» **EXERCISE DESCRIPTION**: Every entry below is to be retyped exactly as it stands.

» **INFORMATION GIVEN**:

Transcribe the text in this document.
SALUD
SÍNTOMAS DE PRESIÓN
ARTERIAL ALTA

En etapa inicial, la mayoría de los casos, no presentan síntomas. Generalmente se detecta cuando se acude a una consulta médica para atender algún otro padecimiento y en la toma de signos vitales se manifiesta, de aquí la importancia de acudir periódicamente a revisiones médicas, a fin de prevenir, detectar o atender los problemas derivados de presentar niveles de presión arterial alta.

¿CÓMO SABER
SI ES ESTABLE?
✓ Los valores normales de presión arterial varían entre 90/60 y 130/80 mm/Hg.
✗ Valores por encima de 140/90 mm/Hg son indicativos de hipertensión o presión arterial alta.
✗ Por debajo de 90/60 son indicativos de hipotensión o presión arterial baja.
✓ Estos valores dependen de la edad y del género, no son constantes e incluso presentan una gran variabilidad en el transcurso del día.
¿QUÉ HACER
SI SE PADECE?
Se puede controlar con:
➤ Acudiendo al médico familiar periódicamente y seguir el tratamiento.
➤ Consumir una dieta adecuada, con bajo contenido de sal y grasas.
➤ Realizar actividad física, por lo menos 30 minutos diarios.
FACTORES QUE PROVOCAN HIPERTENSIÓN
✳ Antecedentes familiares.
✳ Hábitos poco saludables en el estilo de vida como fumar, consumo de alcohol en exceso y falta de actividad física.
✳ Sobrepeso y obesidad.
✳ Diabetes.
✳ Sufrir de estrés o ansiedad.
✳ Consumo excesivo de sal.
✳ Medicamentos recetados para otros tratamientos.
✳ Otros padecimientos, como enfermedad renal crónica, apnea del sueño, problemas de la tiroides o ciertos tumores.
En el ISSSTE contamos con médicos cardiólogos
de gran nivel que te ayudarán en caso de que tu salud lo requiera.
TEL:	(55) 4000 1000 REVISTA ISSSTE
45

» **SOLUTION FOR THIS PROBLEM**:
Transcribe the text in this document.
SALUD
SÍNTOMAS DE PRESIÓN
ARTERIAL ALTA

En etapa inicial, la mayoría de los casos, no presentan síntomas. Generalmente se detecta cuando se acude a una consulta médica para atender algún otro padecimiento y en la toma de signos vitales se manifiesta, de aquí la importancia de acudir periódicamente a revisiones médicas, a fin de prevenir, detectar o atender los problemas derivados de presentar niveles de presión arterial alta.

¿CÓMO SABER
SI ES ESTABLE?
✓ Los valores normales de presión arterial varían entre 90/60 y 130/80 mm/Hg.
✗ Valores por encima de 140/90 mm/Hg son indicativos de hipertensión o presión arterial alta.
✗ Por debajo de 90/60 son indicativos de hipotensión o presión arterial baja.
✓ Estos valores dependen de la edad y del género, no son constantes e incluso presentan una gran variabilidad en el transcurso del día.
¿QUÉ HACER
SI SE PADECE?
Se puede controlar con:
➤ Acudiendo al médico familiar periódicamente y seguir el tratamiento.
➤ Consumir una dieta adecuada, con bajo contenido de sal y grasas.
➤ Realizar actividad física, por lo menos 30 minutos diarios.
FACTORES QUE PROVOCAN HIPERTENSIÓN
✳ Antecedentes familiares.
✳ Hábitos poco saludables en el estilo de vida como fumar, consumo de alcohol en exceso y falta de actividad física.
✳ Sobrepeso y obesidad.
✳ Diabetes.
✳ Sufrir de estrés o ansiedad.
✳ Consumo excesivo de sal.
✳ Medicamentos recetados para otros tratamientos.
✳ Otros padecimientos, como enfermedad renal crónica, apnea del sueño, problemas de la tiroides o ciertos tumores.
En el ISSSTE contamos con médicos cardiólogos
de gran nivel que te ayudarán en caso de que tu salud lo requiera.
TEL:	(55) 4000 1000 REVISTA ISSSTE
45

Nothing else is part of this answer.